=== PASSAGE PROVIDED ===
########
PlayStation has huge digital Q3 as hardware and physical sales slow

Sony’s financial results are in for the critical three month period up to the 31st of December and PlayStation has posted some huge numbers. With the big trends being, predictably, a rise of PSN revenue and PlayStation Plus subscribers, which come at the expense of physical game sales. Meanwhile the mature platform has seen hardware sales slow as it enters its 6th year on sale.

First the digital rise: PSN revenue for Q3 2018 rocketed up to ¥353.9bn (£2.47bn) from ¥234.9bn (£1.63bn) for Q3 2017. PlayStation Plus subscribers continued to rise steadily, up to 36.3m, up 2m from Q2 2018 and up 4.8m year-on-year.

Meanwhile physical software sales fell in a measured manner: down from ¥66.4bn (£462.8m) to ¥56.4bn (£392.9m). And hardware sales revenue dropped YoY from ¥270.6m (£1.89bn) to ¥223.4m (£1.56bn). That equated to a, not to be sniffed at, 8.1m PS4 units sold, though that was down from 9m units in Q3 2017.

Sony helpfully provides a full game software digital download ratio. And even for the key gift-buying season this rose from 28 per cent in Q3 2017 to 37 per cent in Q3 2018. That shows the real rate of digital shift for full games, having removed the huge revenue attached to ongoing purchases, such as DLC and microtransactions.
########
=== STORED DATA ===
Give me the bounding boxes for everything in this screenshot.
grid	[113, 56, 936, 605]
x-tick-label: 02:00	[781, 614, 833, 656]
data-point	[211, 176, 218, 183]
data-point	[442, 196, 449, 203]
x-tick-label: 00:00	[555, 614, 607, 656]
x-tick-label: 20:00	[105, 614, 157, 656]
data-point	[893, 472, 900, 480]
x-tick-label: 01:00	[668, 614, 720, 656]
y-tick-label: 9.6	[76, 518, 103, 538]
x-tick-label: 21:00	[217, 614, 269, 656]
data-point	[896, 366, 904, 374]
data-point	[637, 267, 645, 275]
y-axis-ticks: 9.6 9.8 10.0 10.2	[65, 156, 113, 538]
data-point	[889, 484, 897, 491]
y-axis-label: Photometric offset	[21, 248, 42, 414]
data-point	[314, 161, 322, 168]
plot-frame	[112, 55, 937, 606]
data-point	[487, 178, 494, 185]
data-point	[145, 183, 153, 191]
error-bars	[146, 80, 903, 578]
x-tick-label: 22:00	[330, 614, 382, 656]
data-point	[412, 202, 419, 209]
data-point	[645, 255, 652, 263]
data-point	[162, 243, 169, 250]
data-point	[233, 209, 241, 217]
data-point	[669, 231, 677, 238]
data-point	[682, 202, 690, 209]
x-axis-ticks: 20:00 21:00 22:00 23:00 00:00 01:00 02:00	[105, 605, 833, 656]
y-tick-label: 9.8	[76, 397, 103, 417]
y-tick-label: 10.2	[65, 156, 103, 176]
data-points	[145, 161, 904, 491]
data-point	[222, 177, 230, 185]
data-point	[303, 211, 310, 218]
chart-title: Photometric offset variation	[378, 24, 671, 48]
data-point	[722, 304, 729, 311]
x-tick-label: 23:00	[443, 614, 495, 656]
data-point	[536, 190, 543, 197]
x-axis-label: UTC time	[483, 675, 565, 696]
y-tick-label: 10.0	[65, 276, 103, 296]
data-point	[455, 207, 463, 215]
########
=== TASKS TO PERFORM ===
**a)** Answer these from the article on PlayStation's Q3 results:
(i) How many PlayStation Plus subscribers were there?
(ii) How many PS4 units were sold in Q3 2018?
(iii) What was the full game software digital download ratio in Q3 2018?
**b)** Write the next part of the article on PlayStation's Q3 results, continuing after its final paragraph.

=== LIST OF ANSWERS ===
**a)**
(i) 36.3m
(ii) 8.1m
(iii) 37 per cent

**b)**
Sales as a whole were up ten per cent year-on-year to ¥790.6bn (£5.51bn). CFO Hiroki Totoki commented “operating income decreased 12.3 billion yen year-on-year to 73.1 billion yen… The decrease was primarily due to aggressive promotional activities we undertook to sell PS4 hardware in an effort to further expand our user base.”

He also commented on the potential impact of the transition to a new generation of hardware: “Although we need to be conscious of potential volatility in profitability due to the console cycle going forward, we are working to mitigate that volatility by leveraging the more-than 91.6 million unit cumulative install base of PS4 to benefit from the new business model created by network services and add-on content sales.”

With the PlayStation 5 almost certain to be backward compatible with the current generation of hardware, there should be far less turmoil over the transition from one generation to the next. As with so many transitions in the past, Sony is in a great position going into the switchover, and while positions of the top players have often changed, thee games industry today looks less likely than ever to deliver a major upset to the current status quo.